For each line below that contains the string "from", copy that line.

____ SUPPLIED MATERIAL

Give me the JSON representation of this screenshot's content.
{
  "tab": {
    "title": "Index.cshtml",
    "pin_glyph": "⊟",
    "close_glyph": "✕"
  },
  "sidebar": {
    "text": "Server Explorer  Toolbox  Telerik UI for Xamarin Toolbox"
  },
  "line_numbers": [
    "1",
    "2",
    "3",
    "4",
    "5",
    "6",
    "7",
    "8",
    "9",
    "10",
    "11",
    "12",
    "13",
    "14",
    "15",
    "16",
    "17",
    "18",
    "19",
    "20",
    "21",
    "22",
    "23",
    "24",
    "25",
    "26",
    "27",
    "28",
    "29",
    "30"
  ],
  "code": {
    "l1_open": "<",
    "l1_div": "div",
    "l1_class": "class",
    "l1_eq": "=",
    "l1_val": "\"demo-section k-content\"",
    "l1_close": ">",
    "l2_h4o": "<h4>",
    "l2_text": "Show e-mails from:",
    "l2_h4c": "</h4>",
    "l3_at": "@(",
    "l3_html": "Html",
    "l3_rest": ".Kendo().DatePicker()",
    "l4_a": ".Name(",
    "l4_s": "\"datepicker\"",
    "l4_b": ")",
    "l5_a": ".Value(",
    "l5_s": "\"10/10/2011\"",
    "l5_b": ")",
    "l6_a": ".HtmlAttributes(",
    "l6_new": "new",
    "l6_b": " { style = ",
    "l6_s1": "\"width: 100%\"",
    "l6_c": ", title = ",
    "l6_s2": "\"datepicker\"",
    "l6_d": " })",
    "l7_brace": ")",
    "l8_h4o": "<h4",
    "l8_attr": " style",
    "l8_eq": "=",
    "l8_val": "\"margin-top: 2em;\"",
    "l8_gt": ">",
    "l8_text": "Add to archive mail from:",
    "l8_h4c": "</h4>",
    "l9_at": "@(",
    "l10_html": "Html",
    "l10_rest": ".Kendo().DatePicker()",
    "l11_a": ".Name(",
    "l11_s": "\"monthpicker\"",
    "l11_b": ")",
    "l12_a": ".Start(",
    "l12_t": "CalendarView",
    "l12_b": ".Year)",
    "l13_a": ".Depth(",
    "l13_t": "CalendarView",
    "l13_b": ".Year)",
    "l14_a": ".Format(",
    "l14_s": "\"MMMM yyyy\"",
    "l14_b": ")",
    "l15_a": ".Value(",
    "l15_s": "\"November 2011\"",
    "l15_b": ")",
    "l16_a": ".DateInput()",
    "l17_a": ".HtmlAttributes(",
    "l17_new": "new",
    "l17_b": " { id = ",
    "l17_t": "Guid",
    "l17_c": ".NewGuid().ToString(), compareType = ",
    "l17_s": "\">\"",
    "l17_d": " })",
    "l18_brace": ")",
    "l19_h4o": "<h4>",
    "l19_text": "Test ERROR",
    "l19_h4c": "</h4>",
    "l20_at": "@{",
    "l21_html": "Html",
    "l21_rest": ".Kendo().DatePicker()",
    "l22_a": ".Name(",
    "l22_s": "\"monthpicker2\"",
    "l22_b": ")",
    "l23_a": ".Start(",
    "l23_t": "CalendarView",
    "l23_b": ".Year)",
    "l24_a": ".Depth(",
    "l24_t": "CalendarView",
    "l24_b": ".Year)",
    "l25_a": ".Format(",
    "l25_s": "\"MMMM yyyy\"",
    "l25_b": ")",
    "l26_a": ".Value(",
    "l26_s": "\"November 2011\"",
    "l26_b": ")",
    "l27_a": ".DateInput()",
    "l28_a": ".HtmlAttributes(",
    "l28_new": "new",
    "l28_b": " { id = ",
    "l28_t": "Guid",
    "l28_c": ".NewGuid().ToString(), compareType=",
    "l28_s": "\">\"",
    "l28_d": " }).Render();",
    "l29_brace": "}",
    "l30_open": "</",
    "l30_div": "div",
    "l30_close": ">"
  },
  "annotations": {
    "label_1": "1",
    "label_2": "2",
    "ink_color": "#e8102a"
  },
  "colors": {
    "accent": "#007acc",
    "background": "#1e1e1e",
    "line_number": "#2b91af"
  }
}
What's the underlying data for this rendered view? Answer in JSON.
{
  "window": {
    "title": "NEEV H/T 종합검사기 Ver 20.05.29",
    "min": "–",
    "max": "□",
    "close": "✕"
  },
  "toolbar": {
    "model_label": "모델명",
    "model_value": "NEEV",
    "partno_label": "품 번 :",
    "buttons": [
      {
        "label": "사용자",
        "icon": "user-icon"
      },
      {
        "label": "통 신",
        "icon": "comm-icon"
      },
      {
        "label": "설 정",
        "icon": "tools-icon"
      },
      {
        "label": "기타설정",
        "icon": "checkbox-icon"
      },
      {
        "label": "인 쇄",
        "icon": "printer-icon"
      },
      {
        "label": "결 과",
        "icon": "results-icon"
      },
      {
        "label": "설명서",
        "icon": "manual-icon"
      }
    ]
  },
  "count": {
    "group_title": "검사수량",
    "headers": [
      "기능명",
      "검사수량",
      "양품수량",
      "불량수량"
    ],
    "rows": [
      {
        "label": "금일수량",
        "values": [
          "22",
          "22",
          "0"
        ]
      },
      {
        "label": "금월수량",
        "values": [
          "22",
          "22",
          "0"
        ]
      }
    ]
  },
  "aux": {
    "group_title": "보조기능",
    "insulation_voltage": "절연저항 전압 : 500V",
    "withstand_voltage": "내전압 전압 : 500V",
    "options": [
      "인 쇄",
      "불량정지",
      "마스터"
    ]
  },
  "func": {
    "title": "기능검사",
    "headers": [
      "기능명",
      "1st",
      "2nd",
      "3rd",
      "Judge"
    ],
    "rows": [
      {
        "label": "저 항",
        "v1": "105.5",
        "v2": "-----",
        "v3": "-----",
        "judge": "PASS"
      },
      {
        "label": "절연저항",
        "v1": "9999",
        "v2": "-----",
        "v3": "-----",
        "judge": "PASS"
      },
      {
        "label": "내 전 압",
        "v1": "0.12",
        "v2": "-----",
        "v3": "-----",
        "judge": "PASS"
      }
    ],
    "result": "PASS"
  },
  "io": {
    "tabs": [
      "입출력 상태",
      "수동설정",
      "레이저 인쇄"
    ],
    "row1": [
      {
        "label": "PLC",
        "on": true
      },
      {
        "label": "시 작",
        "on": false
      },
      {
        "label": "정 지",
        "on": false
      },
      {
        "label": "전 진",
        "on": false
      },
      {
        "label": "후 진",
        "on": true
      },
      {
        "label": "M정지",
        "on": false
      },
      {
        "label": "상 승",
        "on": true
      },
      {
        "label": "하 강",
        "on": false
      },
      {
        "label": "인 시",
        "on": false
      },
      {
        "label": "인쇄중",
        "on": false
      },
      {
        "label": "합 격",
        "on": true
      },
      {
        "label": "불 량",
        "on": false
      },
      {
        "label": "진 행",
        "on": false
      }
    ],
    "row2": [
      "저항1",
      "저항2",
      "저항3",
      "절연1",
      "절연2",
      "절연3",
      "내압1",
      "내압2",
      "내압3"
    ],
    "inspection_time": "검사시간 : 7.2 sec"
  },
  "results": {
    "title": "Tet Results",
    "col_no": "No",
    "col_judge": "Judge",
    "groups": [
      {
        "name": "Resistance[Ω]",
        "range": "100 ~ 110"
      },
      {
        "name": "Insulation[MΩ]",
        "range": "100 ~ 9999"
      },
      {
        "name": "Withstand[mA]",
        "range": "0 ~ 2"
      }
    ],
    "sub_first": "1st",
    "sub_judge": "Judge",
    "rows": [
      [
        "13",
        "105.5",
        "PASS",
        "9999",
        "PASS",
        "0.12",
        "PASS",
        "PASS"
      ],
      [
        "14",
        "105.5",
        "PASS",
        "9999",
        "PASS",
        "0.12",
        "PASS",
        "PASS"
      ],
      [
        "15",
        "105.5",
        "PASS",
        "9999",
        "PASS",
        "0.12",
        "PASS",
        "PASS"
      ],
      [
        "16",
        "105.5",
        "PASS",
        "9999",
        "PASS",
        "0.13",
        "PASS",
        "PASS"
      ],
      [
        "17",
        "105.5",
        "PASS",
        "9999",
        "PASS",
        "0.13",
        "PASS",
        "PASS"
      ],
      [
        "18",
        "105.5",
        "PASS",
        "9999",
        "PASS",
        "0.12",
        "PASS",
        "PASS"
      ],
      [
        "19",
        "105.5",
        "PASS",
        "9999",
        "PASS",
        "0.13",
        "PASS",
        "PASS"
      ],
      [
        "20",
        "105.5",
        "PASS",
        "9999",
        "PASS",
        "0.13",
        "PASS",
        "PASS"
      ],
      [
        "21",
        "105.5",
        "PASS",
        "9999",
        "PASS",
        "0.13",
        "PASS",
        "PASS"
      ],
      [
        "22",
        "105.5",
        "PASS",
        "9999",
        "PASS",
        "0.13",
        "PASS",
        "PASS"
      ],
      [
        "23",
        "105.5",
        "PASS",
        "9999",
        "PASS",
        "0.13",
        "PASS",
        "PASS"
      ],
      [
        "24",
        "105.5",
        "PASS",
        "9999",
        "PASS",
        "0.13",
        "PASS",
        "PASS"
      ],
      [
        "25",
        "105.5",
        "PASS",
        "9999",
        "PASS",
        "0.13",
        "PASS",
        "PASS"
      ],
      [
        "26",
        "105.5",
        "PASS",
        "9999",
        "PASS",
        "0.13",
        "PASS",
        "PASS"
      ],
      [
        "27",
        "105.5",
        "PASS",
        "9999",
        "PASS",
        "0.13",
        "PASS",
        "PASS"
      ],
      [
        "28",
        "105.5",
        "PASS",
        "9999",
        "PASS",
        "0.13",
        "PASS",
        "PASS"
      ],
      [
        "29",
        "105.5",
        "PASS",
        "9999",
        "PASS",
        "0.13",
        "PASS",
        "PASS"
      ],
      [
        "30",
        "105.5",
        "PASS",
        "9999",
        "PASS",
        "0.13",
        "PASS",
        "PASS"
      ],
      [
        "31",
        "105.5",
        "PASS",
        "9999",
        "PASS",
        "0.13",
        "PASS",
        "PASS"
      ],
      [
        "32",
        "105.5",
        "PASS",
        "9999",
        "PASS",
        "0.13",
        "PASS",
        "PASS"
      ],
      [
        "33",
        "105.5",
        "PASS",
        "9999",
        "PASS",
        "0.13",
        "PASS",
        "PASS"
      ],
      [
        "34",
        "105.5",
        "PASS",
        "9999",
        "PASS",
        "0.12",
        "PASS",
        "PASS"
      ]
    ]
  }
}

________

_COMPLETE OUTPUT_
    "l2_text": "Show e-mails from:",
    "l8_text": "Add to archive mail from:",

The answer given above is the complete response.